Saved data entries
** BEGIN **
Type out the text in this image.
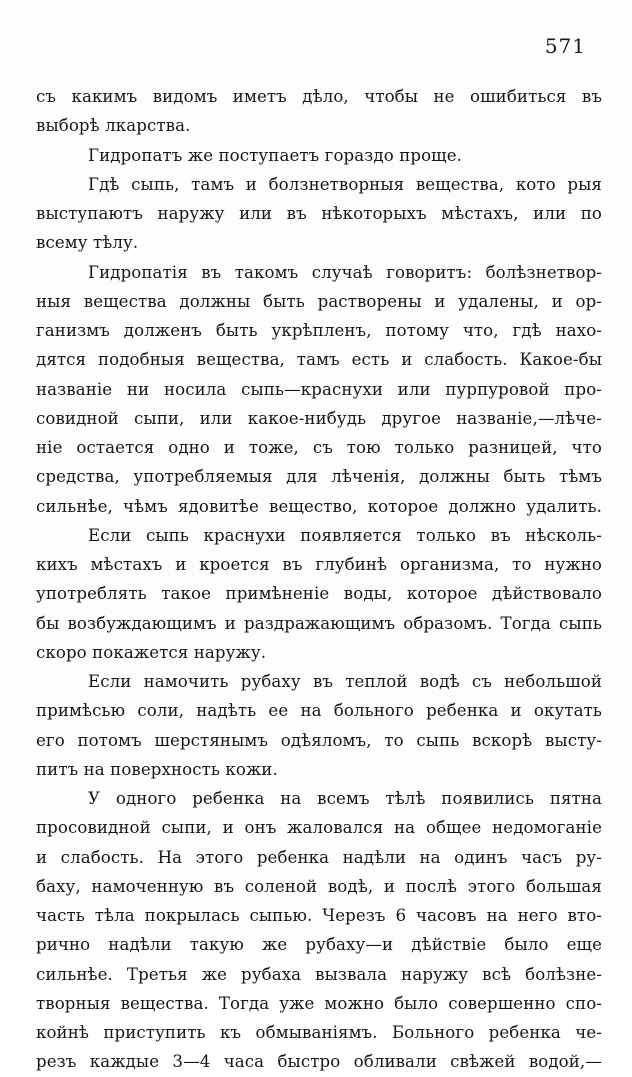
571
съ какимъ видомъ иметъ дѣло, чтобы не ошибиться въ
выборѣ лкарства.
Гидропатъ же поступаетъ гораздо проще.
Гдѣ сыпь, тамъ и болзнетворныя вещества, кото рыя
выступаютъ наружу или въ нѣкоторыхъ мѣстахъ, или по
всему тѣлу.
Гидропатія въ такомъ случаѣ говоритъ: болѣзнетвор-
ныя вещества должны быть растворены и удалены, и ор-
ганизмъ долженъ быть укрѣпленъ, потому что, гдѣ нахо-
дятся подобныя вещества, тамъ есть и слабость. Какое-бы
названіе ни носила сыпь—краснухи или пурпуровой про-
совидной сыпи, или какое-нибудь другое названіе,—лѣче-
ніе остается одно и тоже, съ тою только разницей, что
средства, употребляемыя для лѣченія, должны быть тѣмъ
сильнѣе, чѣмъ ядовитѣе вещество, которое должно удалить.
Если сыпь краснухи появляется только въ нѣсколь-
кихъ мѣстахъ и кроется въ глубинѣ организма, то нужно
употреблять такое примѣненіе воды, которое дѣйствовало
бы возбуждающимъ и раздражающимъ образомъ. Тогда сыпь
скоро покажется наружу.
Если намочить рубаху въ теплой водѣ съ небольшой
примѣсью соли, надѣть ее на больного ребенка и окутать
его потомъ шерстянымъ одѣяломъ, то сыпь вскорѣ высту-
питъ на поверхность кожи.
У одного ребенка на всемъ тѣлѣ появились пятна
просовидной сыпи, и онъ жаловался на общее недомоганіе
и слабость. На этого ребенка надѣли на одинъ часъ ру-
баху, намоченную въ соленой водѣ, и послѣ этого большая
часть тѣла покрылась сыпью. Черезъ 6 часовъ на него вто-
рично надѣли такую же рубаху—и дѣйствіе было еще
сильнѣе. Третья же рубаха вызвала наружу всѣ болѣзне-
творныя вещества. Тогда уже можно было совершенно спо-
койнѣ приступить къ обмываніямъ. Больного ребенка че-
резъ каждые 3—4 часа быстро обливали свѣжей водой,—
** END **
** BEGIN **
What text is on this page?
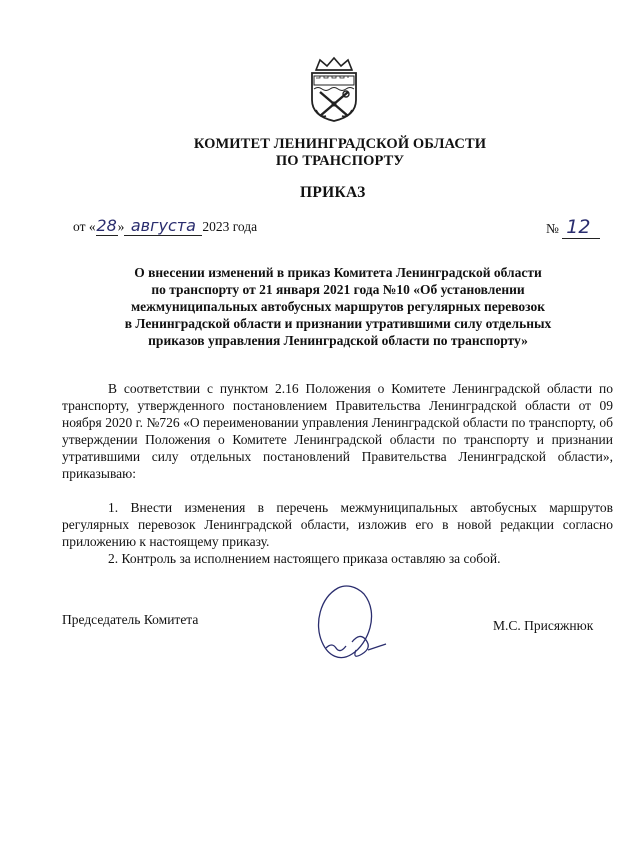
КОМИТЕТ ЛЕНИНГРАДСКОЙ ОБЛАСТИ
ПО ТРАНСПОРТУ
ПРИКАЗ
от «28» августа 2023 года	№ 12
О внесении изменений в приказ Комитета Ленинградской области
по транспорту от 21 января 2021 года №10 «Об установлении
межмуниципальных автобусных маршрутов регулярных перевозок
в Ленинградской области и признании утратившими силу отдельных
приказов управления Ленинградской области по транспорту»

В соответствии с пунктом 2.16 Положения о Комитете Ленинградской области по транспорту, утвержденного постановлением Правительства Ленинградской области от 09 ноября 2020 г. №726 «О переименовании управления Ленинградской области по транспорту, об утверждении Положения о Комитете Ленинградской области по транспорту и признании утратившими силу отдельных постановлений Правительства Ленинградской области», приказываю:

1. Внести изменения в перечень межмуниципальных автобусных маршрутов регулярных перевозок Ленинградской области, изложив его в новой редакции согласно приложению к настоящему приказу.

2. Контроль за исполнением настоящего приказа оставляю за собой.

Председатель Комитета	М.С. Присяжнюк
** END **
→ **WHAT THE TASK REQUIRES**:
Find every line in the records that contains the word "слабость"; copy those lines.

→ **RIGHT ANSWER**:
дятся подобныя вещества, тамъ есть и слабость. Какое-бы
и слабость. На этого ребенка надѣли на одинъ часъ ру-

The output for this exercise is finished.